(Source records)
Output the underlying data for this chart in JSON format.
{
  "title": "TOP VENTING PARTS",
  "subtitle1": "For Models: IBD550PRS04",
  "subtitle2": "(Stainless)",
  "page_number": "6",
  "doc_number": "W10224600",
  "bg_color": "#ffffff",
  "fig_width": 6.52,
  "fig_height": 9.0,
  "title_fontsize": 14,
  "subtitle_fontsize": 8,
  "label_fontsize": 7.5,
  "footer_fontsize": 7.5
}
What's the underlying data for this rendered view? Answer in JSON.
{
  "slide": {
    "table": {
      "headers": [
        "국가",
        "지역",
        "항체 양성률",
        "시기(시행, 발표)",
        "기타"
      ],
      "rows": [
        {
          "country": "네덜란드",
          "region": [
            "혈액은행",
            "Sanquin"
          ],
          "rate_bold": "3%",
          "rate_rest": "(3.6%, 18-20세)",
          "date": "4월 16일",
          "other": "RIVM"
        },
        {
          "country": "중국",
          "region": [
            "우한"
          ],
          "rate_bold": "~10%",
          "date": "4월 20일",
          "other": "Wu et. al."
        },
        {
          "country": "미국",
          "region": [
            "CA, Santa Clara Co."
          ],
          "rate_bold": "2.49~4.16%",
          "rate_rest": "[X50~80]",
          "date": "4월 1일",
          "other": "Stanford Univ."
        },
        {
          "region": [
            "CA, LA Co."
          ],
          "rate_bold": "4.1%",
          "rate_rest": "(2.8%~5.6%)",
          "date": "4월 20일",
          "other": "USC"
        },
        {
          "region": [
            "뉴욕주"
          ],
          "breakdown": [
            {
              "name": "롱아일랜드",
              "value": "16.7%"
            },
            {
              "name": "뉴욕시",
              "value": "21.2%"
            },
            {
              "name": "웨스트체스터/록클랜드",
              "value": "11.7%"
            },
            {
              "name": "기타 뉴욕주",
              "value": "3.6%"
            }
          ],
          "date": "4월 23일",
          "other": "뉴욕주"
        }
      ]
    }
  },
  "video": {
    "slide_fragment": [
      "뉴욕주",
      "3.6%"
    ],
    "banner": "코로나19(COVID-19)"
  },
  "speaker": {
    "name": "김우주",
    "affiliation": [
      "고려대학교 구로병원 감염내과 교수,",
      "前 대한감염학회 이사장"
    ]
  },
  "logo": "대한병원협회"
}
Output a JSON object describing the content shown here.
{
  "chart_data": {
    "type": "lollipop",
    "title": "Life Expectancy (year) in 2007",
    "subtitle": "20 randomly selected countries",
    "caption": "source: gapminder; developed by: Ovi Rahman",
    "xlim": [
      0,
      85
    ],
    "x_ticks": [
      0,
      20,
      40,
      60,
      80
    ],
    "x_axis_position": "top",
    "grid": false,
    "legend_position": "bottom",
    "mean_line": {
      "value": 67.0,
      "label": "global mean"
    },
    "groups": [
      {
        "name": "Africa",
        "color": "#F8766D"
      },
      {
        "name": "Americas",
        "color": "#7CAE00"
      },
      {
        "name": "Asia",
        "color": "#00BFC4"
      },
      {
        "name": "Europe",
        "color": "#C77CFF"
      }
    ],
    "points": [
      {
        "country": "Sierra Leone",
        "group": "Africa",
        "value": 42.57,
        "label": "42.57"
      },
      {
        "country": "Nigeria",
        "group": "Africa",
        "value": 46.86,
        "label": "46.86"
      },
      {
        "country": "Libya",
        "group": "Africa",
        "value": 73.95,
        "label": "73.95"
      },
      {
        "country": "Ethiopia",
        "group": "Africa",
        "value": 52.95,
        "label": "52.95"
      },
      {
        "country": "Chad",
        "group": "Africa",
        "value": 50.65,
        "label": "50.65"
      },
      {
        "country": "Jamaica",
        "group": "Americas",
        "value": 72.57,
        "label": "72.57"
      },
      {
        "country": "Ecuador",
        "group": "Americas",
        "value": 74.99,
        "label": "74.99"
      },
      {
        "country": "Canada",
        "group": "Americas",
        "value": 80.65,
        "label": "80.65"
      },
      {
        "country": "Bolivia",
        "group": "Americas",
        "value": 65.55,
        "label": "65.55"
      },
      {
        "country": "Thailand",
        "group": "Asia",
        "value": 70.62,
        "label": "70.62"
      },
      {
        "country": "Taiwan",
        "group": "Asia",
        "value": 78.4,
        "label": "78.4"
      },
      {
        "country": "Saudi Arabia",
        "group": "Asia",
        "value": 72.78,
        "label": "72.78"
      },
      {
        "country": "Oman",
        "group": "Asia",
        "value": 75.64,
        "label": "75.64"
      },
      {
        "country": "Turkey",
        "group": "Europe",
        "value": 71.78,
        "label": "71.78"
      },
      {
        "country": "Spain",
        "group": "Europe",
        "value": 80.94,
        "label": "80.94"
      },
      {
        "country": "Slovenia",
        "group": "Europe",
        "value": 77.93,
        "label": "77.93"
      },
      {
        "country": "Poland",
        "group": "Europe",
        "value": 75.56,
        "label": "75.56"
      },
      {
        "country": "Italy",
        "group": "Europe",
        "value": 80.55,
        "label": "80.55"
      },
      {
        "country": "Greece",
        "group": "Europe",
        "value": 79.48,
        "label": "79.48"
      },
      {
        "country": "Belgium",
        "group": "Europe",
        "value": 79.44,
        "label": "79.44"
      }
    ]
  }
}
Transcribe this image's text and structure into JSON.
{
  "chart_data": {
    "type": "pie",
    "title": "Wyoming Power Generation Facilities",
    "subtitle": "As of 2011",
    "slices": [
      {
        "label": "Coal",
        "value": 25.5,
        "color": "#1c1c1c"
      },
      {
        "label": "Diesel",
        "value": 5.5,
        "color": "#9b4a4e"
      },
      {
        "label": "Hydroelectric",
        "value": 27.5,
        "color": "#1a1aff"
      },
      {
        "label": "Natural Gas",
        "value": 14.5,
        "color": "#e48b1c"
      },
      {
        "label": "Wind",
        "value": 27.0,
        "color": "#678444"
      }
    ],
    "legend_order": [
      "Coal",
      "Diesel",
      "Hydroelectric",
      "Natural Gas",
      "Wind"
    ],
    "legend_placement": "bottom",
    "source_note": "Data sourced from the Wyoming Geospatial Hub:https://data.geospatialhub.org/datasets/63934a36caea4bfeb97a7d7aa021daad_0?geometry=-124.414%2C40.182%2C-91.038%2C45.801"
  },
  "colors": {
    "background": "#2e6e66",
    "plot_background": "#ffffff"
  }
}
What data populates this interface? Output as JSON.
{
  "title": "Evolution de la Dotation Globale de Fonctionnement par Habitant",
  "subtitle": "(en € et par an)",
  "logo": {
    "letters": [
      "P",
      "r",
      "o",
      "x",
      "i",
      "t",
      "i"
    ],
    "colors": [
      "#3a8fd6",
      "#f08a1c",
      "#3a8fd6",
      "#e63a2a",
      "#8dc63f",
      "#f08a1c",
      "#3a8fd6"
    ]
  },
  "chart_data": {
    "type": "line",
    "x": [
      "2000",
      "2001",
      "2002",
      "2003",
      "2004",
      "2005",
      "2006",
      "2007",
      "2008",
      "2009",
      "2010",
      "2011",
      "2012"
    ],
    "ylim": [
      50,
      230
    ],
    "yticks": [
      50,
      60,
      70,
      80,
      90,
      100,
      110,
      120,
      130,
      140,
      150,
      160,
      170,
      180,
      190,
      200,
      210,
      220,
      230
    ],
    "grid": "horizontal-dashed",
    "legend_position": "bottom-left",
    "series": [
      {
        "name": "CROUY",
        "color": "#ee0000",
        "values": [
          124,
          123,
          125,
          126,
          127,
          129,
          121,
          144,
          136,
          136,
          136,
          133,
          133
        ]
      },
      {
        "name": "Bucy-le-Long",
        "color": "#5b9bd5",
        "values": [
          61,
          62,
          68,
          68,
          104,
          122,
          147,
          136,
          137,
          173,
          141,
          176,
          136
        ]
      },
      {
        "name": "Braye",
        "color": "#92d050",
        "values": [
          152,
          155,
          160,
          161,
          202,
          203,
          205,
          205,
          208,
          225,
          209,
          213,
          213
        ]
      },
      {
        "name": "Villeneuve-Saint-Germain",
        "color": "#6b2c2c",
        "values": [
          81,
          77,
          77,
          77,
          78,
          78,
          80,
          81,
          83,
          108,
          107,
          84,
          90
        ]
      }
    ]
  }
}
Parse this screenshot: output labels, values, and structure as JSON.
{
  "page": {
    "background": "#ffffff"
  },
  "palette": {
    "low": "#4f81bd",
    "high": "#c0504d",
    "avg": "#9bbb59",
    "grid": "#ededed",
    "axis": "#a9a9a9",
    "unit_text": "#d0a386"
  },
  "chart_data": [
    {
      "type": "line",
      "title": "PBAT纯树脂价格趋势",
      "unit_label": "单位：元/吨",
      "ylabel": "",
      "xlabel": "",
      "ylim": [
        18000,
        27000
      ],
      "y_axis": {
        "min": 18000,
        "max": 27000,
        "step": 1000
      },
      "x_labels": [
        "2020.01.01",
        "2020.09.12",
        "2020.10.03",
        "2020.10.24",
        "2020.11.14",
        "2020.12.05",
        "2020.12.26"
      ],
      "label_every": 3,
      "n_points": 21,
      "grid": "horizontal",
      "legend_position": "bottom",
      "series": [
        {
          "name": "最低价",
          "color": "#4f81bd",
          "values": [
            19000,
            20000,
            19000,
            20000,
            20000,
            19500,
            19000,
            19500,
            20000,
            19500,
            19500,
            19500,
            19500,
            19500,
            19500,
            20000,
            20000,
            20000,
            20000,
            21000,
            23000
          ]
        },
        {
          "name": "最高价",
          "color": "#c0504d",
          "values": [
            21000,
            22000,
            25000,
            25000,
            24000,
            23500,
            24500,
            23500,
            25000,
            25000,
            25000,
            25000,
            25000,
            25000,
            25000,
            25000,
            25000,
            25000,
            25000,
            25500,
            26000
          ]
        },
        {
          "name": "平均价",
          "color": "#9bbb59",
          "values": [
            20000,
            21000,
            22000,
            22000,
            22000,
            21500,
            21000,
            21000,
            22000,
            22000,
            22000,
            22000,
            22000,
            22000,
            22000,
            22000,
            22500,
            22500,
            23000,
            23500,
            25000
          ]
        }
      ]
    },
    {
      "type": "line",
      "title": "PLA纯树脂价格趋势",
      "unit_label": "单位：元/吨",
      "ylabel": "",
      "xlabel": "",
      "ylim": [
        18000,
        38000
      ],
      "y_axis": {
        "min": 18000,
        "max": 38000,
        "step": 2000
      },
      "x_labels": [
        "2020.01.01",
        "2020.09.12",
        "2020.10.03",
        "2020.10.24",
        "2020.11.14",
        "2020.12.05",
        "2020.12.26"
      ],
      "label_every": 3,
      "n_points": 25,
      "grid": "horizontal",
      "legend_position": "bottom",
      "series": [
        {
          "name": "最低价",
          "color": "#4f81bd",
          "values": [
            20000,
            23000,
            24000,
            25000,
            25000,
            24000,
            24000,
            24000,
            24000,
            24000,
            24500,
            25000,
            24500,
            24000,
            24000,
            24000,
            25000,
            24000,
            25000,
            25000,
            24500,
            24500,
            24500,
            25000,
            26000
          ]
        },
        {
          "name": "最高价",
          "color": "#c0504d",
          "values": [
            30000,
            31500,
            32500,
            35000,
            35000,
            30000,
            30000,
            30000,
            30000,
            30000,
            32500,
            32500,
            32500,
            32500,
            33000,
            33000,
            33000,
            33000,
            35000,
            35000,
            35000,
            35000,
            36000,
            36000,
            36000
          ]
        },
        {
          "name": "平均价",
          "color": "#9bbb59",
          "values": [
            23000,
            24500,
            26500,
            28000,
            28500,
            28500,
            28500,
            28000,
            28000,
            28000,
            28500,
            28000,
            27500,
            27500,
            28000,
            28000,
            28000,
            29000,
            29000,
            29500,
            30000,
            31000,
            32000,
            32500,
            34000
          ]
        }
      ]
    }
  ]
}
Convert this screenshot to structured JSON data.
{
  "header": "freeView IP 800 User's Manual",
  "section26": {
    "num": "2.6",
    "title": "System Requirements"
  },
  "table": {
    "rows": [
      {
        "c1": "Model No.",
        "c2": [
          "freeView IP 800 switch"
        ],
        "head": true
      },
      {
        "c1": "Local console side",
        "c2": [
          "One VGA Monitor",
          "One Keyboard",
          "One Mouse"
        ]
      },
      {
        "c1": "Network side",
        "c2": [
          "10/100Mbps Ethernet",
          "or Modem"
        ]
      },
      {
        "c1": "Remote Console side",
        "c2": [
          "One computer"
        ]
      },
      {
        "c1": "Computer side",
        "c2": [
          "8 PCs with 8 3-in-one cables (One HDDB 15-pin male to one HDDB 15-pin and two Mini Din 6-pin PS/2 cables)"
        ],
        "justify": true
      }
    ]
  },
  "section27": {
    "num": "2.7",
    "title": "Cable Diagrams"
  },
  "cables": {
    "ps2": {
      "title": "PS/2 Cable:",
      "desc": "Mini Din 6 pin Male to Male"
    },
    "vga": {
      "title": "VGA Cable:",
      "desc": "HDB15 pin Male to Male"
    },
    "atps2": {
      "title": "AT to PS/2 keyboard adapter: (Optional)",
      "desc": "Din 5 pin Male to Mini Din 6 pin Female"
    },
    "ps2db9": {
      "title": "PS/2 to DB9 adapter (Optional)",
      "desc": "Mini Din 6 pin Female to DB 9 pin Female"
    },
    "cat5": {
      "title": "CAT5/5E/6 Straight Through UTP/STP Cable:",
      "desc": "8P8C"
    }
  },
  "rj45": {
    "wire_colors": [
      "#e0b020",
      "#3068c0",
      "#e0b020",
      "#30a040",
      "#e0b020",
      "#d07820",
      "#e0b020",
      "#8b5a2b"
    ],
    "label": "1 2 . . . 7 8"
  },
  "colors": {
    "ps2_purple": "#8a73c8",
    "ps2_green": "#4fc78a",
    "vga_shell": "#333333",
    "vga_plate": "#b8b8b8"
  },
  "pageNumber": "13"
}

§ **Task details**
State how many lines above contain the string "date", with no other words.

§ **Full solution**
5